Dataset excerpts:
⟨

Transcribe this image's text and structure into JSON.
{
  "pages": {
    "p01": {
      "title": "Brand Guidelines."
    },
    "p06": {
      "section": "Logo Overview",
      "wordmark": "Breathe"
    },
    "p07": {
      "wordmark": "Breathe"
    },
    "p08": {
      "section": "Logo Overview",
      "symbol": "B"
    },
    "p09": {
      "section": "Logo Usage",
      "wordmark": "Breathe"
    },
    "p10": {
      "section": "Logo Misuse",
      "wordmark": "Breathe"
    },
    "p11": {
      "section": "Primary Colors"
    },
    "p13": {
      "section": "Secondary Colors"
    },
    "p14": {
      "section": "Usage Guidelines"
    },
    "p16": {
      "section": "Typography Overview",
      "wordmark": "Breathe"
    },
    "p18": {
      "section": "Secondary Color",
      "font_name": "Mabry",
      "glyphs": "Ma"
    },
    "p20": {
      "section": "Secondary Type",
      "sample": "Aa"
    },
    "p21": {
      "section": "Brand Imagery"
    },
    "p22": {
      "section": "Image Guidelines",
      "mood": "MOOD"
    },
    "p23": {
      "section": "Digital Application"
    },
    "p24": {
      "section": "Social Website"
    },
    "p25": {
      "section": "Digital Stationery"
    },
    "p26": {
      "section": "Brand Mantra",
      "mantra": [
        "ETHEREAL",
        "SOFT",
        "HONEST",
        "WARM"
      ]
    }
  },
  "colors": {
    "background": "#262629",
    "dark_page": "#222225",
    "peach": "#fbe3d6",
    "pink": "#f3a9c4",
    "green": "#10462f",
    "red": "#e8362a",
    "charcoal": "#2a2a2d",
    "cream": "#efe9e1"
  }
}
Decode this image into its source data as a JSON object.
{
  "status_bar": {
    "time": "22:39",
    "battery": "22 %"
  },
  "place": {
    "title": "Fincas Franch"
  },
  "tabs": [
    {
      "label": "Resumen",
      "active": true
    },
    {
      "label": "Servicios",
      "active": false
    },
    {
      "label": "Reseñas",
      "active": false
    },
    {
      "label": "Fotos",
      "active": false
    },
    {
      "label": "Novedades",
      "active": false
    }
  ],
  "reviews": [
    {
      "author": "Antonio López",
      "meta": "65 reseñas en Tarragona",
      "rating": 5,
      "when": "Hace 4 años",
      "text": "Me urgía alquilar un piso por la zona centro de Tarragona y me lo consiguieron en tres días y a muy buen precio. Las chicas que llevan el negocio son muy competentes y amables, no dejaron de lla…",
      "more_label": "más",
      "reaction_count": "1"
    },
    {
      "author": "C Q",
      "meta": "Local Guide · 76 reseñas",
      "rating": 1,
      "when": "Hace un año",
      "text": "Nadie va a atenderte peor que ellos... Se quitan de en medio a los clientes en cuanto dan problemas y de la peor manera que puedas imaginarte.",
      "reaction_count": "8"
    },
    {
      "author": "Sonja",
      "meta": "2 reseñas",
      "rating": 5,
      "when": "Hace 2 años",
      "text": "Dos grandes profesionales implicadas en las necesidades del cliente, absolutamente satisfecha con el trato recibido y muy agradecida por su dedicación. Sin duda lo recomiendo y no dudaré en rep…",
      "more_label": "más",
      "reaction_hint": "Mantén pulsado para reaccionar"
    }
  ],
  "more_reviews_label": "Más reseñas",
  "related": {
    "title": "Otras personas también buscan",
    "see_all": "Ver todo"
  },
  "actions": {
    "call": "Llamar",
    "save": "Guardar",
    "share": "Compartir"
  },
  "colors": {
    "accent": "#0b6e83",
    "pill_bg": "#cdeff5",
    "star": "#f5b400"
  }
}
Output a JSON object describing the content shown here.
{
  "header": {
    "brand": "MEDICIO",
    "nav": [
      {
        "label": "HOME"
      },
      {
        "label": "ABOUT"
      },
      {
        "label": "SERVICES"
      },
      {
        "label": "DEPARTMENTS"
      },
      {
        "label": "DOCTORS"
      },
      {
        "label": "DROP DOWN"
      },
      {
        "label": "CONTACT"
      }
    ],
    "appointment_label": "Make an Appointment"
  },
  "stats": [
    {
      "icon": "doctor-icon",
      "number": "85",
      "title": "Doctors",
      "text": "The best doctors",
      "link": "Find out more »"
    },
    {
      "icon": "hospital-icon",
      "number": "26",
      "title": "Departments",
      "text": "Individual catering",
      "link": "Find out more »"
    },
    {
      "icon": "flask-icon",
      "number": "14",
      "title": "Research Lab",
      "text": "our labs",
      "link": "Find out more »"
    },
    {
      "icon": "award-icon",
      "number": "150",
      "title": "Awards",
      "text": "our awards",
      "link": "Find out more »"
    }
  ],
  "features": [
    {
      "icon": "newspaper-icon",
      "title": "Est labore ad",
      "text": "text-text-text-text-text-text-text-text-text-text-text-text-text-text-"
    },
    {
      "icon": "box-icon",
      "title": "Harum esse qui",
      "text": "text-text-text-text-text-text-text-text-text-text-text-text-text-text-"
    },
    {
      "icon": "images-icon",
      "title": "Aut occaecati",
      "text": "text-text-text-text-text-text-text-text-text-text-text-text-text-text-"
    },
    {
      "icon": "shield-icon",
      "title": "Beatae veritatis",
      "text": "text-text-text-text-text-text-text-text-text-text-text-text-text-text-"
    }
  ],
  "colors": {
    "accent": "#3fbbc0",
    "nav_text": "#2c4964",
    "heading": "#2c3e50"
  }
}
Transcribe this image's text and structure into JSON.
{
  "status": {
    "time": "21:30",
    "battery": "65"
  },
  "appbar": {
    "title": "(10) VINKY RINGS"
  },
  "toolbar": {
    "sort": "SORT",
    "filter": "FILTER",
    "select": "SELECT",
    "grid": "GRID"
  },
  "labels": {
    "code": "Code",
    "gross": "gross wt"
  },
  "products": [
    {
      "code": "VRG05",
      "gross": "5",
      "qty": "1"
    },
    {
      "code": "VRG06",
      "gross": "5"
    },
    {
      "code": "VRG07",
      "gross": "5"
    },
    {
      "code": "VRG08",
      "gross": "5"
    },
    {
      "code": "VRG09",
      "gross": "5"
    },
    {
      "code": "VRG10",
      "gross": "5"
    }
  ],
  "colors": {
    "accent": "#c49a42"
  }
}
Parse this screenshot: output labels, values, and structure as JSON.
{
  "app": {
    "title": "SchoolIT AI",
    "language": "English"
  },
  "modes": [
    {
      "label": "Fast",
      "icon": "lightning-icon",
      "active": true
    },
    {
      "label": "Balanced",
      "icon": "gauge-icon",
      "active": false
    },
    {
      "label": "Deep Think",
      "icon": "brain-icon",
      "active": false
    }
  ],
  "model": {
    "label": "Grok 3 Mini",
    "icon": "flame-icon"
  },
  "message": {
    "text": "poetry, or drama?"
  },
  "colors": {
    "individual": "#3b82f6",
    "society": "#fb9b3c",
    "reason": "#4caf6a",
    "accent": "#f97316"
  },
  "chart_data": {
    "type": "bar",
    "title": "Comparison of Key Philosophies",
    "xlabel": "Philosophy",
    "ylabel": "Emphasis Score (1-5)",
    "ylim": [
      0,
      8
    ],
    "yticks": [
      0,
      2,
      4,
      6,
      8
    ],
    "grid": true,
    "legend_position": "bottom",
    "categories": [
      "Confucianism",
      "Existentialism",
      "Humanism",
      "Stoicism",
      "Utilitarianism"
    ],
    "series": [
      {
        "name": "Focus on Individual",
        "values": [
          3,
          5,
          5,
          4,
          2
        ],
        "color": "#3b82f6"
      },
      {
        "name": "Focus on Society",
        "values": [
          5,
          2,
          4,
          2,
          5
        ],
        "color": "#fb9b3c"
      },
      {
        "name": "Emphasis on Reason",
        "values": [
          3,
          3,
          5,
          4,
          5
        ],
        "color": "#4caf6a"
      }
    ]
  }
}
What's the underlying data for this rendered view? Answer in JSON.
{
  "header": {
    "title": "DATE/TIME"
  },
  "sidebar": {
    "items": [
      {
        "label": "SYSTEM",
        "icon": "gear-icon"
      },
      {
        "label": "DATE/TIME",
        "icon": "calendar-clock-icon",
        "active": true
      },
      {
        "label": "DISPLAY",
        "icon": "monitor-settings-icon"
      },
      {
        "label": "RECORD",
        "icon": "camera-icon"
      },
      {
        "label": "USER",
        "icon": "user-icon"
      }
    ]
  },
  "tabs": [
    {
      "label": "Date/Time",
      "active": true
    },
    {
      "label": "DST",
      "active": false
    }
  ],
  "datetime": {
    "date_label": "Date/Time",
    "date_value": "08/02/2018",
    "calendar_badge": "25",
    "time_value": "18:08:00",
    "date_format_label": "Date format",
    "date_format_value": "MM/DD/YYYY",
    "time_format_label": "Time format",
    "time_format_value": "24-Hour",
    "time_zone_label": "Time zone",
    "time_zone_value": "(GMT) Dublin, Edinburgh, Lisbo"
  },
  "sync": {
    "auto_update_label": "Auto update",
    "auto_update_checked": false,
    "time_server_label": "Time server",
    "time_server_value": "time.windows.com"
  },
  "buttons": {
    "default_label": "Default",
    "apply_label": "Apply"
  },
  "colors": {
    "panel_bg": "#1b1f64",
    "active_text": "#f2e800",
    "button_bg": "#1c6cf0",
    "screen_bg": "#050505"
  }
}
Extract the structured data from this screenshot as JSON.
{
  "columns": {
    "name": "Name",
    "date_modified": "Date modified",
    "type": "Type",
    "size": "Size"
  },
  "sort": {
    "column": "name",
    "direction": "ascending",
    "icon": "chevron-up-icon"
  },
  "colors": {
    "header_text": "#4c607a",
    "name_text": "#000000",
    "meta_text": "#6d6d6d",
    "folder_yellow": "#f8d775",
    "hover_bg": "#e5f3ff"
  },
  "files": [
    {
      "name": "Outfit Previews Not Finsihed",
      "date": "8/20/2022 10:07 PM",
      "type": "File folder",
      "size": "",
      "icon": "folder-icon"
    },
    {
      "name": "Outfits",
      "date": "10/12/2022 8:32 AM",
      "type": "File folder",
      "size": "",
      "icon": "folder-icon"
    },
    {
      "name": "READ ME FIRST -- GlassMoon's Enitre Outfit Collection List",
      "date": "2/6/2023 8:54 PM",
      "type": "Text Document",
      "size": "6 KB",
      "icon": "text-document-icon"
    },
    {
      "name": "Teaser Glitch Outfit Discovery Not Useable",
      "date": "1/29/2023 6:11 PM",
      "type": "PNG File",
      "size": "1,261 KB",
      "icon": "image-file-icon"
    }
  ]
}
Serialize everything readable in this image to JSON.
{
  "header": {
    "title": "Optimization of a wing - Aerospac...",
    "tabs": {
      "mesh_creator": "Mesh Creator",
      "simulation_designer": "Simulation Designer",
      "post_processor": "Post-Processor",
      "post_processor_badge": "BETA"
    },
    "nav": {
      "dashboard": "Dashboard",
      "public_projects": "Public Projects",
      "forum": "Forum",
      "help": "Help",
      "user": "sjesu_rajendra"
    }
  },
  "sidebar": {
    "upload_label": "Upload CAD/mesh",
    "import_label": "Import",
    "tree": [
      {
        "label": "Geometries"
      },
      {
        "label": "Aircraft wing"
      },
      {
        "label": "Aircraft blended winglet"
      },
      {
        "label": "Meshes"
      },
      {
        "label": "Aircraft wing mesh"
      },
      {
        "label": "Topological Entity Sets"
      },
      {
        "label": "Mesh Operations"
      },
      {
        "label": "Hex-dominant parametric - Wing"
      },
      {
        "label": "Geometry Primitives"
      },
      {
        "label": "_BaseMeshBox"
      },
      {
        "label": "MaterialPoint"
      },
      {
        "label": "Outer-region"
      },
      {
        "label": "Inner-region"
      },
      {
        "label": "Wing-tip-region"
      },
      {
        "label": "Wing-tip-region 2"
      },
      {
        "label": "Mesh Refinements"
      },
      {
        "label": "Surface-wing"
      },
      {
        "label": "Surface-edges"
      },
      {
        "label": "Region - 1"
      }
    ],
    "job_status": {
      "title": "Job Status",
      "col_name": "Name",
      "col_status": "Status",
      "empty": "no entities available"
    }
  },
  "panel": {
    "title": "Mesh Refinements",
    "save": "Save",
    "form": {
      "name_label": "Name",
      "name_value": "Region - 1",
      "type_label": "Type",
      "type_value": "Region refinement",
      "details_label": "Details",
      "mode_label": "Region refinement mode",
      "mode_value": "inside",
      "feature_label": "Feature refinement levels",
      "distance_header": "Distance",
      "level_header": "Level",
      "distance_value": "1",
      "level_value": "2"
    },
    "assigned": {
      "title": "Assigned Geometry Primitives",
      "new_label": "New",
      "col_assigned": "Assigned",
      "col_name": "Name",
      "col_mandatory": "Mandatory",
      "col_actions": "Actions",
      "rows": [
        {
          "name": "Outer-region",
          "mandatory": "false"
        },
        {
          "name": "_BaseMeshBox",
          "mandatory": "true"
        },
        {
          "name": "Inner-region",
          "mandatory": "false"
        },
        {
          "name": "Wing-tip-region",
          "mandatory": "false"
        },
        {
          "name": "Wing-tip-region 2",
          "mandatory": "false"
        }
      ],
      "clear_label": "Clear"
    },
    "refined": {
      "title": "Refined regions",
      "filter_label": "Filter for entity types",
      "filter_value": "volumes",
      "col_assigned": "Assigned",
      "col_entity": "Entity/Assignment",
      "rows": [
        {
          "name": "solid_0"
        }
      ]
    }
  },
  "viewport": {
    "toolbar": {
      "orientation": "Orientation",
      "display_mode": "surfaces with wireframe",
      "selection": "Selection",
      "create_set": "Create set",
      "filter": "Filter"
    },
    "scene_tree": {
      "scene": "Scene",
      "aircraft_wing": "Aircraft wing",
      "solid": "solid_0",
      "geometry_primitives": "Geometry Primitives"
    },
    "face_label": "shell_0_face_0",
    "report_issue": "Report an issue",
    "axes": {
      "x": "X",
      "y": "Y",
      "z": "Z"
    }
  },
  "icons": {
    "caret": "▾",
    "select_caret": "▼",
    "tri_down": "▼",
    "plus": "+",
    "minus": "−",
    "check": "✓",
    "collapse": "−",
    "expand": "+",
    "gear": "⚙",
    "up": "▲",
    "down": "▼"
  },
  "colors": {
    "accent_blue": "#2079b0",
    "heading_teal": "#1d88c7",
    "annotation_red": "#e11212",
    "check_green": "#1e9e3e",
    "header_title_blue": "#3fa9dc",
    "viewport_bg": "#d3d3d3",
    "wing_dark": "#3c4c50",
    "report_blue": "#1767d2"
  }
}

⟩

**Task goal**
Search the entries for the string "Aircraft" and collect each line that has it.

**Answer to the problem**
        "label": "Aircraft wing"
        "label": "Aircraft blended winglet"
        "label": "Aircraft wing mesh"
      "aircraft_wing": "Aircraft wing",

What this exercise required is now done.